Request:
Every line containing the word "added" needs to be found and copied.

====== Entries

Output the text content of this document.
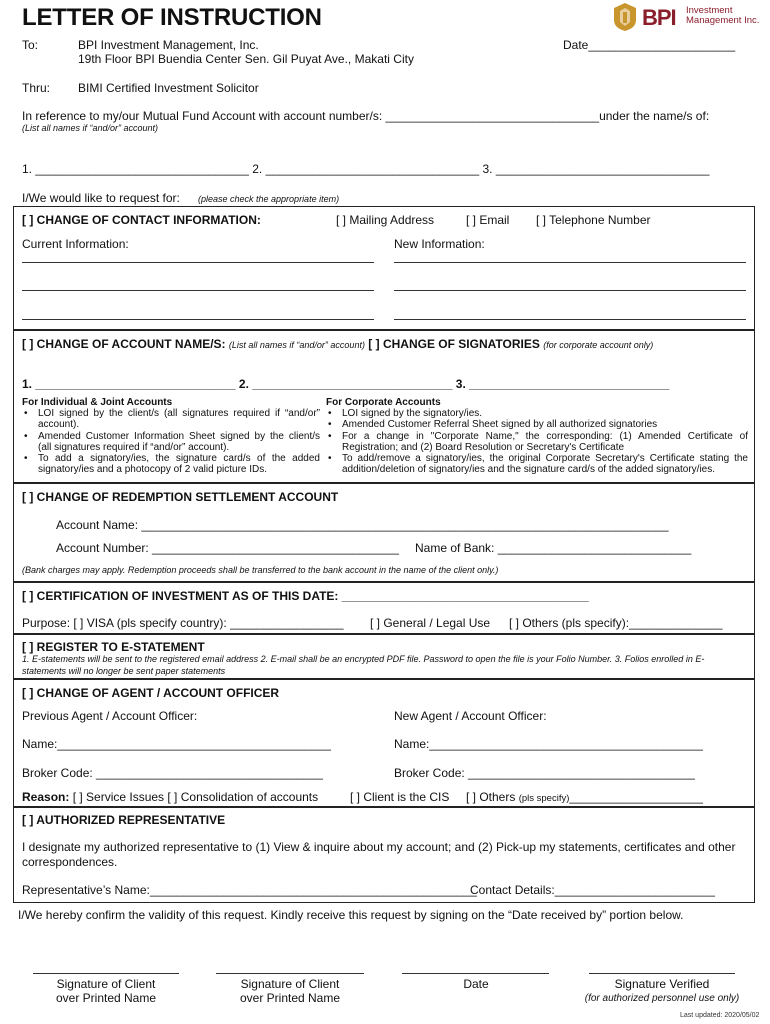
LETTER OF INSTRUCTION	BPI Investment
Management Inc.
To:	BPI Investment Management, Inc.
19th Floor BPI Buendia Center Sen. Gil Puyat Ave., Makati City
Date______________________
Thru: BIMI Certified Investment Solicitor
In reference to my/our Mutual Fund Account with account number/s: ________________________________under the name/s of:
(List all names if “and/or” account)
1. ________________________________ 2. ________________________________ 3. ________________________________
I/We would like to request for: (please check the appropriate item)
[ ] CHANGE OF CONTACT INFORMATION:	[ ] Mailing Address	[ ] Email [ ] Telephone Number
Current Information:	New Information:
[ ] CHANGE OF ACCOUNT NAME/S: (List all names if “and/or” account) [ ] CHANGE OF SIGNATORIES (for corporate account only)
1. ______________________________ 2. ______________________________ 3. ______________________________
For Individual & Joint Accounts
• LOI signed by the client/s (all signatures required if “and/or” account).
• Amended Customer Information Sheet signed by the client/s (all signatures required if “and/or” account).
• To add a signatory/ies, the signature card/s of the added signatory/ies and a photocopy of 2 valid picture IDs.
For Corporate Accounts
• LOI signed by the signatory/ies.
• Amended Customer Referral Sheet signed by all authorized signatories
• For a change in "Corporate Name," the corresponding: (1) Amended Certificate of Registration; and (2) Board Resolution or Secretary's Certificate
• To add/remove a signatory/ies, the original Corporate Secretary's Certificate stating the addition/deletion of signatory/ies and the signature card/s of the added signatory/ies.
[ ] CHANGE OF REDEMPTION SETTLEMENT ACCOUNT
Account Name: _______________________________________________________________________________
Account Number: _____________________________________ Name of Bank: _____________________________
(Bank charges may apply. Redemption proceeds shall be transferred to the bank account in the name of the client only.)
[ ] CERTIFICATION OF INVESTMENT AS OF THIS DATE: _____________________________________
Purpose: [ ] VISA (pls specify country): _________________ [ ] General / Legal Use [ ] Others (pls specify):______________
[ ] REGISTER TO E-STATEMENT
1. E-statements will be sent to the registered email address 2. E-mail shall be an encrypted PDF file. Password to open the file is your Folio Number. 3. Folios enrolled in E-statements will no longer be sent paper statements
[ ] CHANGE OF AGENT / ACCOUNT OFFICER
Previous Agent / Account Officer:	New Agent / Account Officer:
Name:_________________________________________	Name:_________________________________________
Broker Code: __________________________________	Broker Code: __________________________________
Reason: [ ] Service Issues [ ] Consolidation of accounts	[ ] Client is the CIS [ ] Others (pls specify)____________________
[ ] AUTHORIZED REPRESENTATIVE
I designate my authorized representative to (1) View & inquire about my account; and (2) Pick-up my statements, certificates and other correspondences.
Representative’s Name:_________________________________________________
Contact Details:________________________
I/We hereby confirm the validity of this request. Kindly receive this request by signing on the “Date received by” portion below.
Signature of Client
over Printed Name
Signature of Client
over Printed Name
Date	Signature Verified
(for authorized personnel use only)
Last updated: 2020/05/02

============

Answer in full:
• To add a signatory/ies, the signature card/s of the added signatory/ies and a photocopy of 2 valid picture IDs.
• To add/remove a signatory/ies, the original Corporate Secretary's Certificate stating the addition/deletion of signatory/ies and the signature card/s of the added signatory/ies.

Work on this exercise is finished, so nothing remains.